** start Exercise data **

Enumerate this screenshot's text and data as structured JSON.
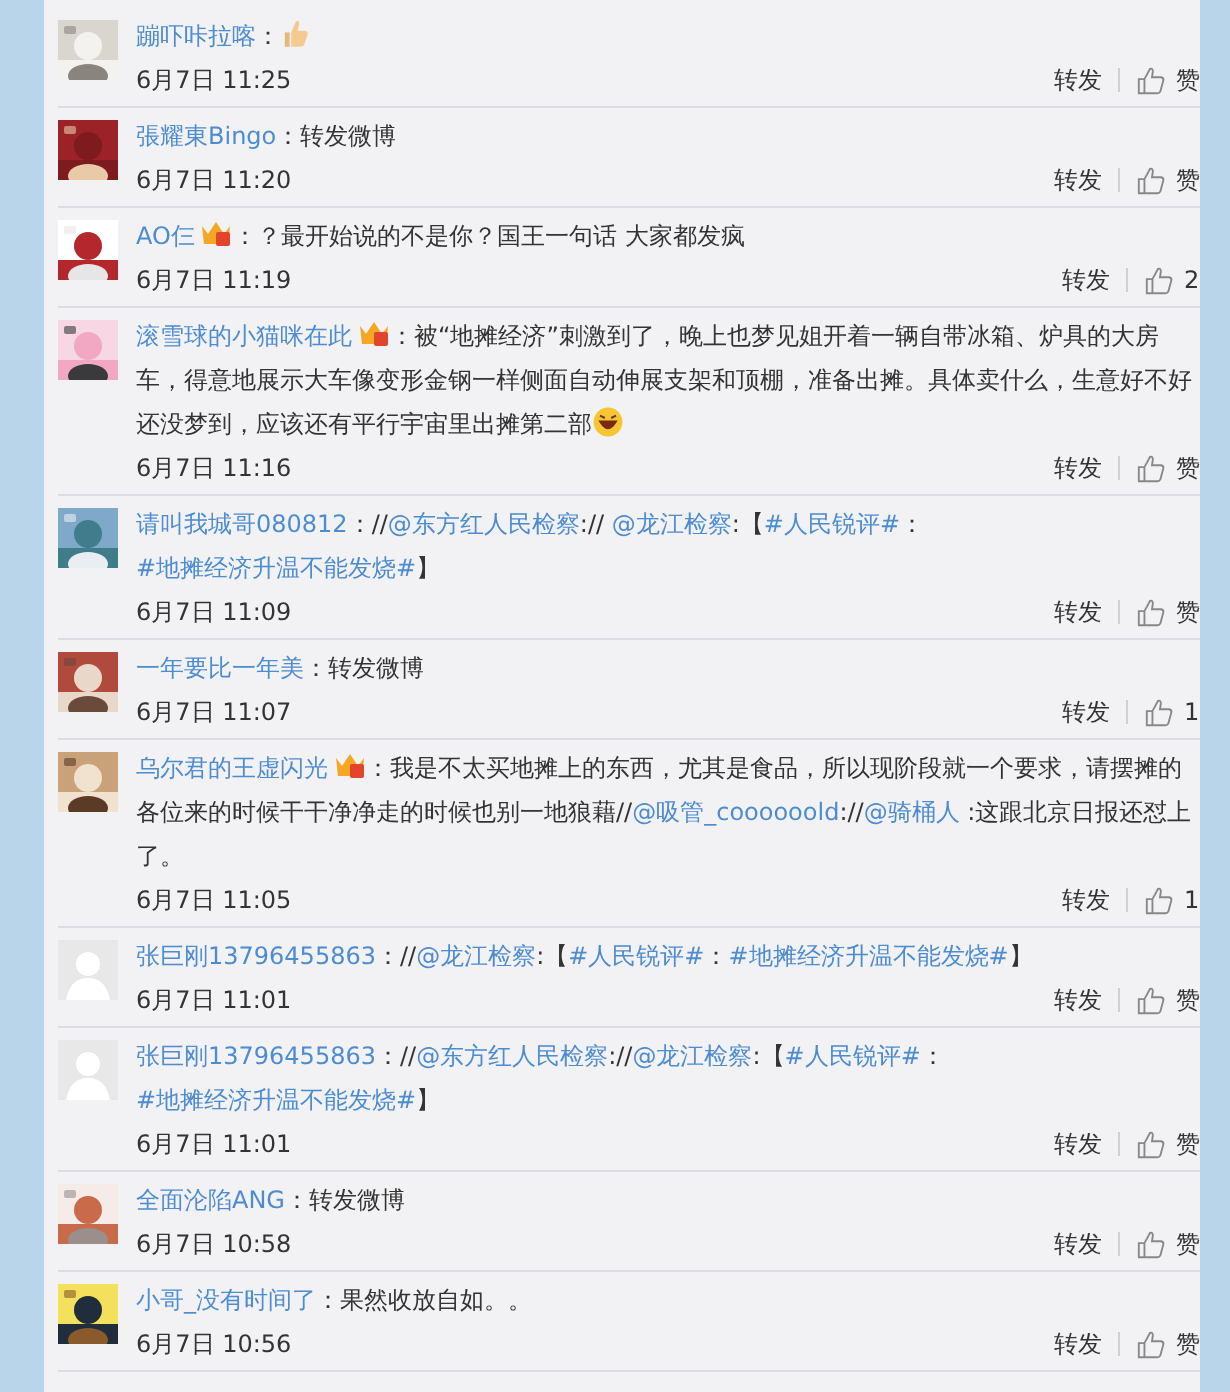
{
  "comments": [
    {
      "user": "蹦吓咔拉喀",
      "avatar": {
        "kind": "picture"
      },
      "badge": false,
      "content": [
        {
          "kind": "text",
          "text": "："
        },
        {
          "kind": "thumb-emoji"
        }
      ],
      "time": "6月7日 11:25",
      "repost": "转发",
      "likes": "赞"
    },
    {
      "user": "張耀東Bingo",
      "avatar": {
        "kind": "picture"
      },
      "badge": false,
      "content": [
        {
          "kind": "text",
          "text": "：转发微博"
        }
      ],
      "time": "6月7日 11:20",
      "repost": "转发",
      "likes": "赞"
    },
    {
      "user": "AO仨",
      "avatar": {
        "kind": "picture"
      },
      "badge": true,
      "content": [
        {
          "kind": "text",
          "text": "：？最开始说的不是你？国王一句话 大家都发疯"
        }
      ],
      "time": "6月7日 11:19",
      "repost": "转发",
      "likes": "2"
    },
    {
      "user": "滚雪球的小猫咪在此",
      "avatar": {
        "kind": "picture"
      },
      "badge": true,
      "content": [
        {
          "kind": "text",
          "text": "：被“地摊经济”刺激到了，晚上也梦见姐开着一辆自带冰箱、炉具的大房车，得意地展示大车像变形金钢一样侧面自动伸展支架和顶棚，准备出摊。具体卖什么，生意好不好还没梦到，应该还有平行宇宙里出摊第二部"
        },
        {
          "kind": "laugh-emoji"
        }
      ],
      "time": "6月7日 11:16",
      "repost": "转发",
      "likes": "赞"
    },
    {
      "user": "请叫我城哥080812",
      "avatar": {
        "kind": "picture"
      },
      "badge": false,
      "content": [
        {
          "kind": "text",
          "text": "：//"
        },
        {
          "kind": "link",
          "text": "@东方红人民检察"
        },
        {
          "kind": "text",
          "text": ":// "
        },
        {
          "kind": "link",
          "text": "@龙江检察"
        },
        {
          "kind": "text",
          "text": ":【"
        },
        {
          "kind": "link",
          "text": "#人民锐评#"
        },
        {
          "kind": "text",
          "text": "："
        },
        {
          "kind": "link",
          "text": "#地摊经济升温不能发烧#"
        },
        {
          "kind": "text",
          "text": "】"
        }
      ],
      "time": "6月7日 11:09",
      "repost": "转发",
      "likes": "赞"
    },
    {
      "user": "一年要比一年美",
      "avatar": {
        "kind": "picture"
      },
      "badge": false,
      "content": [
        {
          "kind": "text",
          "text": "：转发微博"
        }
      ],
      "time": "6月7日 11:07",
      "repost": "转发",
      "likes": "1"
    },
    {
      "user": "乌尔君的王虚闪光",
      "avatar": {
        "kind": "picture"
      },
      "badge": true,
      "content": [
        {
          "kind": "text",
          "text": "：我是不太买地摊上的东西，尤其是食品，所以现阶段就一个要求，请摆摊的各位来的时候干干净净走的时候也别一地狼藉//"
        },
        {
          "kind": "link",
          "text": "@吸管_coooooold"
        },
        {
          "kind": "text",
          "text": "://"
        },
        {
          "kind": "link",
          "text": "@骑桶人"
        },
        {
          "kind": "text",
          "text": " :这跟北京日报还怼上了。"
        }
      ],
      "time": "6月7日 11:05",
      "repost": "转发",
      "likes": "1"
    },
    {
      "user": "张巨刚13796455863",
      "avatar": {
        "kind": "default"
      },
      "badge": false,
      "content": [
        {
          "kind": "text",
          "text": "：//"
        },
        {
          "kind": "link",
          "text": "@龙江检察"
        },
        {
          "kind": "text",
          "text": ":【"
        },
        {
          "kind": "link",
          "text": "#人民锐评#"
        },
        {
          "kind": "text",
          "text": "："
        },
        {
          "kind": "link",
          "text": "#地摊经济升温不能发烧#"
        },
        {
          "kind": "text",
          "text": "】"
        }
      ],
      "time": "6月7日 11:01",
      "repost": "转发",
      "likes": "赞"
    },
    {
      "user": "张巨刚13796455863",
      "avatar": {
        "kind": "default"
      },
      "badge": false,
      "content": [
        {
          "kind": "text",
          "text": "：//"
        },
        {
          "kind": "link",
          "text": "@东方红人民检察"
        },
        {
          "kind": "text",
          "text": "://"
        },
        {
          "kind": "link",
          "text": "@龙江检察"
        },
        {
          "kind": "text",
          "text": ":【"
        },
        {
          "kind": "link",
          "text": "#人民锐评#"
        },
        {
          "kind": "text",
          "text": "："
        },
        {
          "kind": "link",
          "text": "#地摊经济升温不能发烧#"
        },
        {
          "kind": "text",
          "text": "】"
        }
      ],
      "time": "6月7日 11:01",
      "repost": "转发",
      "likes": "赞"
    },
    {
      "user": "全面沦陷ANG",
      "avatar": {
        "kind": "picture"
      },
      "badge": false,
      "content": [
        {
          "kind": "text",
          "text": "：转发微博"
        }
      ],
      "time": "6月7日 10:58",
      "repost": "转发",
      "likes": "赞"
    },
    {
      "user": "小哥_没有时间了",
      "avatar": {
        "kind": "picture"
      },
      "badge": false,
      "content": [
        {
          "kind": "text",
          "text": "：果然收放自如。。"
        }
      ],
      "time": "6月7日 10:56",
      "repost": "转发",
      "likes": "赞"
    }
  ]
}
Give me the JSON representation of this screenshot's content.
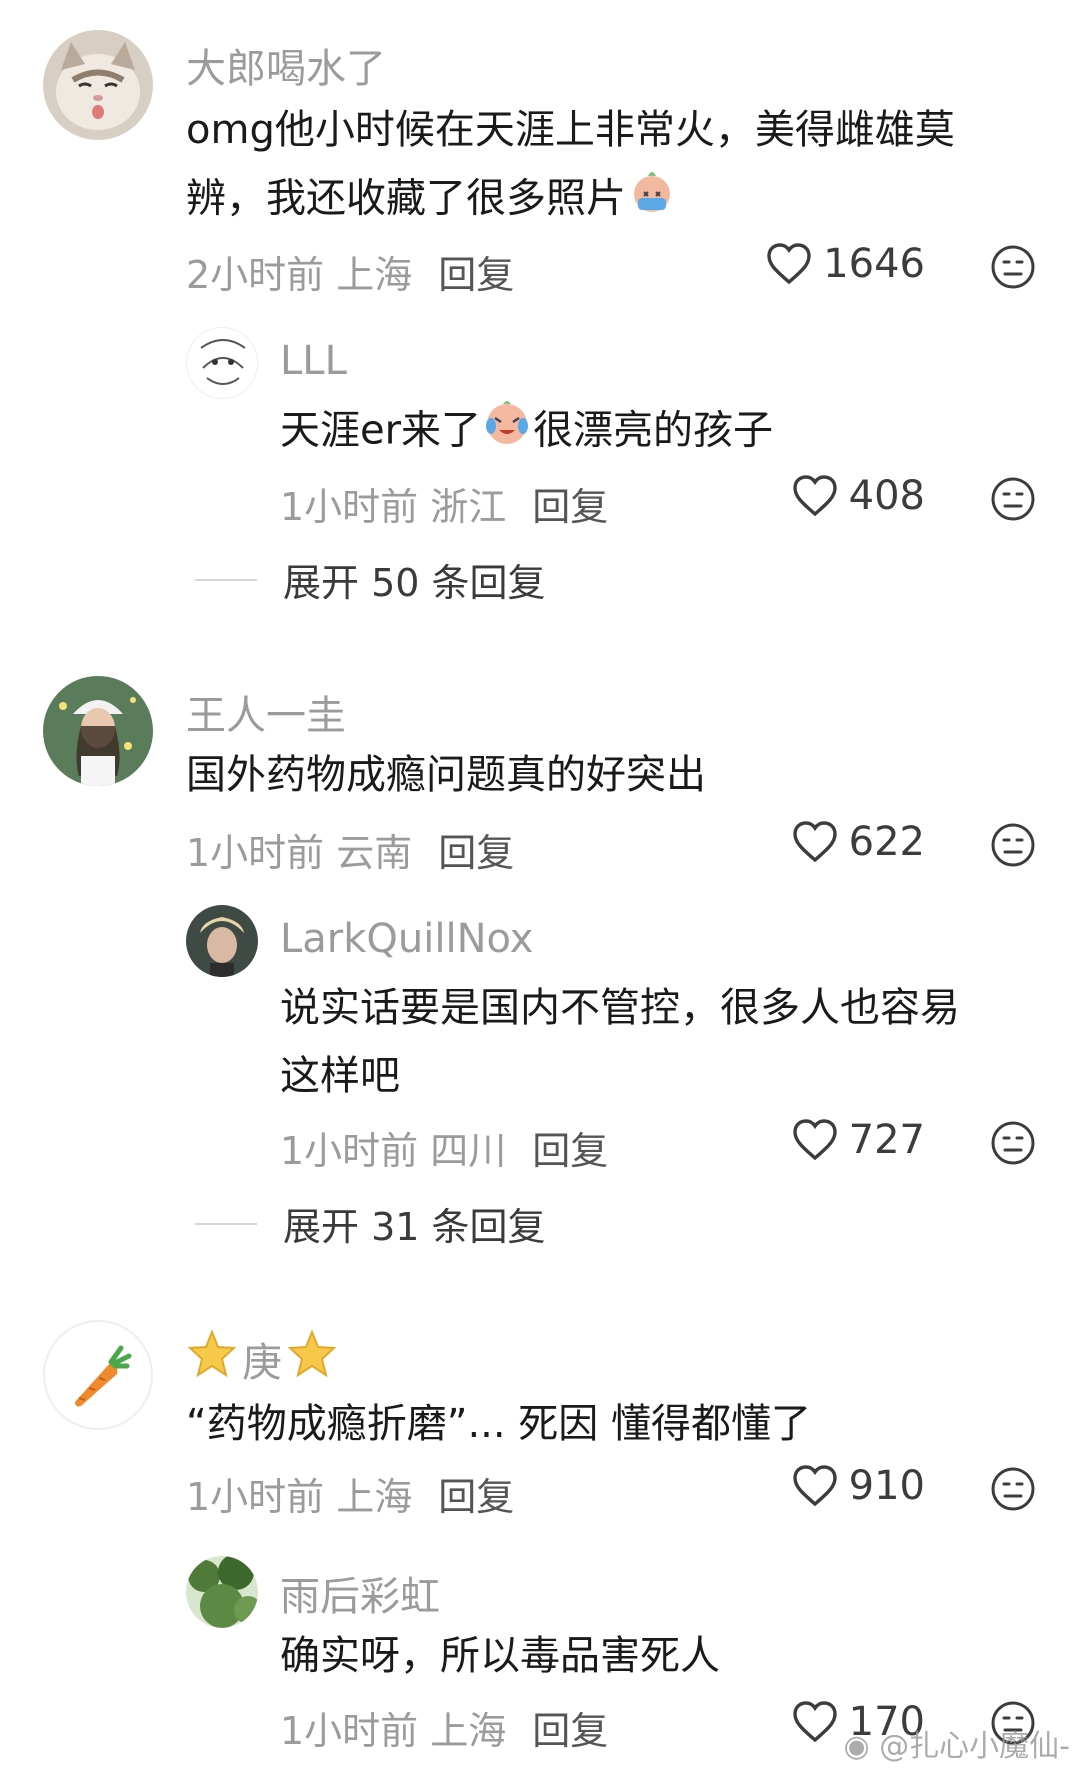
{
  "comments": [
    {
      "username": "大郎喝水了",
      "text_line1": "omg他小时候在天涯上非常火，美得雌雄莫",
      "text_line2": "辨，我还收藏了很多照片",
      "time_location": "2小时前 上海",
      "reply": "回复",
      "likes": "1646",
      "avatar_icon": "cat-avatar-icon",
      "reply_item": {
        "username": "LLL",
        "text_a": "天涯er来了",
        "text_b": "很漂亮的孩子",
        "time_location": "1小时前 浙江",
        "reply": "回复",
        "likes": "408"
      },
      "expand": "展开 50 条回复"
    },
    {
      "username": "王人一圭",
      "text": "国外药物成瘾问题真的好突出",
      "time_location": "1小时前 云南",
      "reply": "回复",
      "likes": "622",
      "reply_item": {
        "username": "LarkQuillNox",
        "text_line1": "说实话要是国内不管控，很多人也容易",
        "text_line2": "这样吧",
        "time_location": "1小时前 四川",
        "reply": "回复",
        "likes": "727"
      },
      "expand": "展开 31 条回复"
    },
    {
      "username": "庚",
      "text": "“药物成瘾折磨”... 死因 懂得都懂了",
      "time_location": "1小时前 上海",
      "reply": "回复",
      "likes": "910",
      "reply_item": {
        "username": "雨后彩虹",
        "text": "确实呀，所以毒品害死人",
        "time_location": "1小时前 上海",
        "reply": "回复",
        "likes": "170"
      }
    }
  ],
  "watermark": "@扎心小魔仙-",
  "colors": {
    "username": "#9b9b9b",
    "text": "#1a1a1a",
    "meta": "#9b9b9b"
  }
}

** end Exercise data **

§ **Written request**
Print each entry shown above with exact wording and no pictures.

§ **Full output**
Enumerate this screenshot's text and data as structured JSON.
{
  "comments": [
    {
      "user": "蹦吓咔拉喀",
      "avatar": {
        "kind": "picture"
      },
      "badge": false,
      "content": [
        {
          "kind": "text",
          "text": "："
        },
        {
          "kind": "thumb-emoji"
        }
      ],
      "time": "6月7日 11:25",
      "repost": "转发",
      "likes": "赞"
    },
    {
      "user": "張耀東Bingo",
      "avatar": {
        "kind": "picture"
      },
      "badge": false,
      "content": [
        {
          "kind": "text",
          "text": "：转发微博"
        }
      ],
      "time": "6月7日 11:20",
      "repost": "转发",
      "likes": "赞"
    },
    {
      "user": "AO仨",
      "avatar": {
        "kind": "picture"
      },
      "badge": true,
      "content": [
        {
          "kind": "text",
          "text": "：？最开始说的不是你？国王一句话 大家都发疯"
        }
      ],
      "time": "6月7日 11:19",
      "repost": "转发",
      "likes": "2"
    },
    {
      "user": "滚雪球的小猫咪在此",
      "avatar": {
        "kind": "picture"
      },
      "badge": true,
      "content": [
        {
          "kind": "text",
          "text": "：被“地摊经济”刺激到了，晚上也梦见姐开着一辆自带冰箱、炉具的大房车，得意地展示大车像变形金钢一样侧面自动伸展支架和顶棚，准备出摊。具体卖什么，生意好不好还没梦到，应该还有平行宇宙里出摊第二部"
        },
        {
          "kind": "laugh-emoji"
        }
      ],
      "time": "6月7日 11:16",
      "repost": "转发",
      "likes": "赞"
    },
    {
      "user": "请叫我城哥080812",
      "avatar": {
        "kind": "picture"
      },
      "badge": false,
      "content": [
        {
          "kind": "text",
          "text": "：//"
        },
        {
          "kind": "link",
          "text": "@东方红人民检察"
        },
        {
          "kind": "text",
          "text": ":// "
        },
        {
          "kind": "link",
          "text": "@龙江检察"
        },
        {
          "kind": "text",
          "text": ":【"
        },
        {
          "kind": "link",
          "text": "#人民锐评#"
        },
        {
          "kind": "text",
          "text": "："
        },
        {
          "kind": "link",
          "text": "#地摊经济升温不能发烧#"
        },
        {
          "kind": "text",
          "text": "】"
        }
      ],
      "time": "6月7日 11:09",
      "repost": "转发",
      "likes": "赞"
    },
    {
      "user": "一年要比一年美",
      "avatar": {
        "kind": "picture"
      },
      "badge": false,
      "content": [
        {
          "kind": "text",
          "text": "：转发微博"
        }
      ],
      "time": "6月7日 11:07",
      "repost": "转发",
      "likes": "1"
    },
    {
      "user": "乌尔君的王虚闪光",
      "avatar": {
        "kind": "picture"
      },
      "badge": true,
      "content": [
        {
          "kind": "text",
          "text": "：我是不太买地摊上的东西，尤其是食品，所以现阶段就一个要求，请摆摊的各位来的时候干干净净走的时候也别一地狼藉//"
        },
        {
          "kind": "link",
          "text": "@吸管_coooooold"
        },
        {
          "kind": "text",
          "text": "://"
        },
        {
          "kind": "link",
          "text": "@骑桶人"
        },
        {
          "kind": "text",
          "text": " :这跟北京日报还怼上了。"
        }
      ],
      "time": "6月7日 11:05",
      "repost": "转发",
      "likes": "1"
    },
    {
      "user": "张巨刚13796455863",
      "avatar": {
        "kind": "default"
      },
      "badge": false,
      "content": [
        {
          "kind": "text",
          "text": "：//"
        },
        {
          "kind": "link",
          "text": "@龙江检察"
        },
        {
          "kind": "text",
          "text": ":【"
        },
        {
          "kind": "link",
          "text": "#人民锐评#"
        },
        {
          "kind": "text",
          "text": "："
        },
        {
          "kind": "link",
          "text": "#地摊经济升温不能发烧#"
        },
        {
          "kind": "text",
          "text": "】"
        }
      ],
      "time": "6月7日 11:01",
      "repost": "转发",
      "likes": "赞"
    },
    {
      "user": "张巨刚13796455863",
      "avatar": {
        "kind": "default"
      },
      "badge": false,
      "content": [
        {
          "kind": "text",
          "text": "：//"
        },
        {
          "kind": "link",
          "text": "@东方红人民检察"
        },
        {
          "kind": "text",
          "text": "://"
        },
        {
          "kind": "link",
          "text": "@龙江检察"
        },
        {
          "kind": "text",
          "text": ":【"
        },
        {
          "kind": "link",
          "text": "#人民锐评#"
        },
        {
          "kind": "text",
          "text": "："
        },
        {
          "kind": "link",
          "text": "#地摊经济升温不能发烧#"
        },
        {
          "kind": "text",
          "text": "】"
        }
      ],
      "time": "6月7日 11:01",
      "repost": "转发",
      "likes": "赞"
    },
    {
      "user": "全面沦陷ANG",
      "avatar": {
        "kind": "picture"
      },
      "badge": false,
      "content": [
        {
          "kind": "text",
          "text": "：转发微博"
        }
      ],
      "time": "6月7日 10:58",
      "repost": "转发",
      "likes": "赞"
    },
    {
      "user": "小哥_没有时间了",
      "avatar": {
        "kind": "picture"
      },
      "badge": false,
      "content": [
        {
          "kind": "text",
          "text": "：果然收放自如。。"
        }
      ],
      "time": "6月7日 10:56",
      "repost": "转发",
      "likes": "赞"
    }
  ]
}
Give me the JSON representation of this screenshot's content.
{
  "comments": [
    {
      "username": "大郎喝水了",
      "text_line1": "omg他小时候在天涯上非常火，美得雌雄莫",
      "text_line2": "辨，我还收藏了很多照片",
      "time_location": "2小时前 上海",
      "reply": "回复",
      "likes": "1646",
      "avatar_icon": "cat-avatar-icon",
      "reply_item": {
        "username": "LLL",
        "text_a": "天涯er来了",
        "text_b": "很漂亮的孩子",
        "time_location": "1小时前 浙江",
        "reply": "回复",
        "likes": "408"
      },
      "expand": "展开 50 条回复"
    },
    {
      "username": "王人一圭",
      "text": "国外药物成瘾问题真的好突出",
      "time_location": "1小时前 云南",
      "reply": "回复",
      "likes": "622",
      "reply_item": {
        "username": "LarkQuillNox",
        "text_line1": "说实话要是国内不管控，很多人也容易",
        "text_line2": "这样吧",
        "time_location": "1小时前 四川",
        "reply": "回复",
        "likes": "727"
      },
      "expand": "展开 31 条回复"
    },
    {
      "username": "庚",
      "text": "“药物成瘾折磨”... 死因 懂得都懂了",
      "time_location": "1小时前 上海",
      "reply": "回复",
      "likes": "910",
      "reply_item": {
        "username": "雨后彩虹",
        "text": "确实呀，所以毒品害死人",
        "time_location": "1小时前 上海",
        "reply": "回复",
        "likes": "170"
      }
    }
  ],
  "watermark": "@扎心小魔仙-",
  "colors": {
    "username": "#9b9b9b",
    "text": "#1a1a1a",
    "meta": "#9b9b9b"
  }
}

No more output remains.